### INSTRUCTION
Go through the records and show each line where the word "Wissenswertes" occurs.

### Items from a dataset
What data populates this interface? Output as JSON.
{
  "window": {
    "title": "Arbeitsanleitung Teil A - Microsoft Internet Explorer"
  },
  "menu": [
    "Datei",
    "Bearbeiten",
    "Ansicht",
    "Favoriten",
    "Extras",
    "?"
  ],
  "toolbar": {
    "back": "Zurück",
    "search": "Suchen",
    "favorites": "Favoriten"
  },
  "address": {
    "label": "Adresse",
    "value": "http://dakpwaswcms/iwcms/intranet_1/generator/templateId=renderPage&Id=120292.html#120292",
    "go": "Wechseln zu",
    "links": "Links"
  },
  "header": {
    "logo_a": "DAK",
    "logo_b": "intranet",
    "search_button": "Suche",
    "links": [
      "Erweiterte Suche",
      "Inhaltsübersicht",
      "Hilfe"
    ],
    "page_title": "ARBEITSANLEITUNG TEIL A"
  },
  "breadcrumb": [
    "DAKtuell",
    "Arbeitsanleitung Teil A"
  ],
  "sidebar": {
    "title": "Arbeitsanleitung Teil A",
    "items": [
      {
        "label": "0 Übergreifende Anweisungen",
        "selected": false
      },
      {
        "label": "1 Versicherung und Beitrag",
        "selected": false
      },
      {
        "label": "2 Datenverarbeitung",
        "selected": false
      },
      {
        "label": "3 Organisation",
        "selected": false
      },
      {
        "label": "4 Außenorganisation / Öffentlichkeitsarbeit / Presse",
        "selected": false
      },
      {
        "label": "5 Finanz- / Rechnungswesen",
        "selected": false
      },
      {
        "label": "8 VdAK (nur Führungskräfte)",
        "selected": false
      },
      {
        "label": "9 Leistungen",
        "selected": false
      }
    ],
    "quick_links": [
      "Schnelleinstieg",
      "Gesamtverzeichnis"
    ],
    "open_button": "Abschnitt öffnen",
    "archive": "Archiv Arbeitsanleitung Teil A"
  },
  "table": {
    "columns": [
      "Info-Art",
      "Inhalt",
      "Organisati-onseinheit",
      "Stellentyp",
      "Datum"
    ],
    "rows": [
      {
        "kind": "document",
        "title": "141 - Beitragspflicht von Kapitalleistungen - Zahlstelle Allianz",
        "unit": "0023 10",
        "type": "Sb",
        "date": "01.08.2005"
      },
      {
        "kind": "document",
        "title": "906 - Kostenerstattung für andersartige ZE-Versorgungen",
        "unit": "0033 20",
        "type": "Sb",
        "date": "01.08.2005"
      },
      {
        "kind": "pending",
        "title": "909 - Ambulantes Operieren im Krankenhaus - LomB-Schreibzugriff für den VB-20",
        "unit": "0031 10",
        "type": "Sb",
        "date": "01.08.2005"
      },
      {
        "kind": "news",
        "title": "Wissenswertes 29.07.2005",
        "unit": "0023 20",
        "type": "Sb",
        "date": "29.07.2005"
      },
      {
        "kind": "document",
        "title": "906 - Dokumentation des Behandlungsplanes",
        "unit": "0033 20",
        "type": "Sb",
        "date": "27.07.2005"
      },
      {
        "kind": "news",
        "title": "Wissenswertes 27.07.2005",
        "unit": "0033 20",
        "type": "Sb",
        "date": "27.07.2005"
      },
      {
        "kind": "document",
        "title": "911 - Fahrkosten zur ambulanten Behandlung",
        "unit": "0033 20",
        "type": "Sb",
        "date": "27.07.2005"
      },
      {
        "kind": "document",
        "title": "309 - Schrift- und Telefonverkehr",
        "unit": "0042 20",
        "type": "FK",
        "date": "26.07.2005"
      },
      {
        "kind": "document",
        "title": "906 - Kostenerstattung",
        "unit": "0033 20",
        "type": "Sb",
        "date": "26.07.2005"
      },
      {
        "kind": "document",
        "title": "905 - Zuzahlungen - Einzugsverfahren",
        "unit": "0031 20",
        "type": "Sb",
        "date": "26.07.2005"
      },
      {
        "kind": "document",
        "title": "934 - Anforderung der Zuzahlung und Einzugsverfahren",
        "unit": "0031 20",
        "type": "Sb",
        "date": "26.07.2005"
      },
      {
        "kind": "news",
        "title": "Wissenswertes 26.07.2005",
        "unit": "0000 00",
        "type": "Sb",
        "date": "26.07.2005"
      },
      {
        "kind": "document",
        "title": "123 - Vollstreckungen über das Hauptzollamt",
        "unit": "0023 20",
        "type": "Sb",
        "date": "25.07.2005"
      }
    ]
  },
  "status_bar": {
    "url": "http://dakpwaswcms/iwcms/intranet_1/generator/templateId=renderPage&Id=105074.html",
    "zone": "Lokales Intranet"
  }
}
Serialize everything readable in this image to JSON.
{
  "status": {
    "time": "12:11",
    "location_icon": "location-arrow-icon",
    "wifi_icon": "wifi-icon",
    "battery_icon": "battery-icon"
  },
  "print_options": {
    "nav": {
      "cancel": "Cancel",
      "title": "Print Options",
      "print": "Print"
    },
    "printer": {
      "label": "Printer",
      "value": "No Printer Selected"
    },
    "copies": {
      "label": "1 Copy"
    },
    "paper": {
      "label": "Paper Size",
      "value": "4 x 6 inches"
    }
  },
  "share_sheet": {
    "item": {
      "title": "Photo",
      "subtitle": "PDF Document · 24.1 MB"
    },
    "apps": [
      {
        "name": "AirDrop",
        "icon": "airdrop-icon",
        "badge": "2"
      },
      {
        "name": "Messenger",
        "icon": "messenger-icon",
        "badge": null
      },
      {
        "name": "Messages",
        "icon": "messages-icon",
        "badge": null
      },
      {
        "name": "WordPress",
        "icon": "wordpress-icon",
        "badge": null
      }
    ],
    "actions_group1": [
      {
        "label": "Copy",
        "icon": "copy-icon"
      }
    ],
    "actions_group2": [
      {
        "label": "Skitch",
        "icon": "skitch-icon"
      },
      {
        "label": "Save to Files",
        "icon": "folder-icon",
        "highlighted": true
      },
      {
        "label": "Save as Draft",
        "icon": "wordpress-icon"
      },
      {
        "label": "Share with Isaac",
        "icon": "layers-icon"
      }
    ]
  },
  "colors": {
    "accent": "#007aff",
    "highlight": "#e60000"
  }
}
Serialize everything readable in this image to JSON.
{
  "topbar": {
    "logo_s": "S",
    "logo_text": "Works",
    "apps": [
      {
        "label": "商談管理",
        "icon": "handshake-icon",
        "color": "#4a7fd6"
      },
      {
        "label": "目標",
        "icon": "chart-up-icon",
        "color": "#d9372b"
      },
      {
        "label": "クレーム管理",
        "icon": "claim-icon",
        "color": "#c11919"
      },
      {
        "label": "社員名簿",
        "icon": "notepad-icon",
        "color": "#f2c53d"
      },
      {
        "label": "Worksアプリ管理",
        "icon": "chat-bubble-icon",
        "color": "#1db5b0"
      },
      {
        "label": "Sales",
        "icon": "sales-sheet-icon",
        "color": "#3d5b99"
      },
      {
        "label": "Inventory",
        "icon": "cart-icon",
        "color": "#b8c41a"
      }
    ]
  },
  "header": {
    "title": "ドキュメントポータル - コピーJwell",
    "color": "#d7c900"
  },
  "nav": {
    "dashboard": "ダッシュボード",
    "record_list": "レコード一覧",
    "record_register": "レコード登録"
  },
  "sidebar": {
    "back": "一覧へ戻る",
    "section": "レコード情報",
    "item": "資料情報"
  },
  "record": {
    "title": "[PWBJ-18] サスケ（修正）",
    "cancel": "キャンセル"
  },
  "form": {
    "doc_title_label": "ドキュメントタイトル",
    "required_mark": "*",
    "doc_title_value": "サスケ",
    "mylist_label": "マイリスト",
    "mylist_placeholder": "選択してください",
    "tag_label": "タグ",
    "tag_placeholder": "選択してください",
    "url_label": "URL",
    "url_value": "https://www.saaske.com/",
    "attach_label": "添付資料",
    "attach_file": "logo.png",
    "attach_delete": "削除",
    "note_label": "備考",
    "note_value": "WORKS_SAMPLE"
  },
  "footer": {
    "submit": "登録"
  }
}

### TASK OUTPUT
        "title": "Wissenswertes 29.07.2005",
        "title": "Wissenswertes 27.07.2005",
        "title": "Wissenswertes 26.07.2005",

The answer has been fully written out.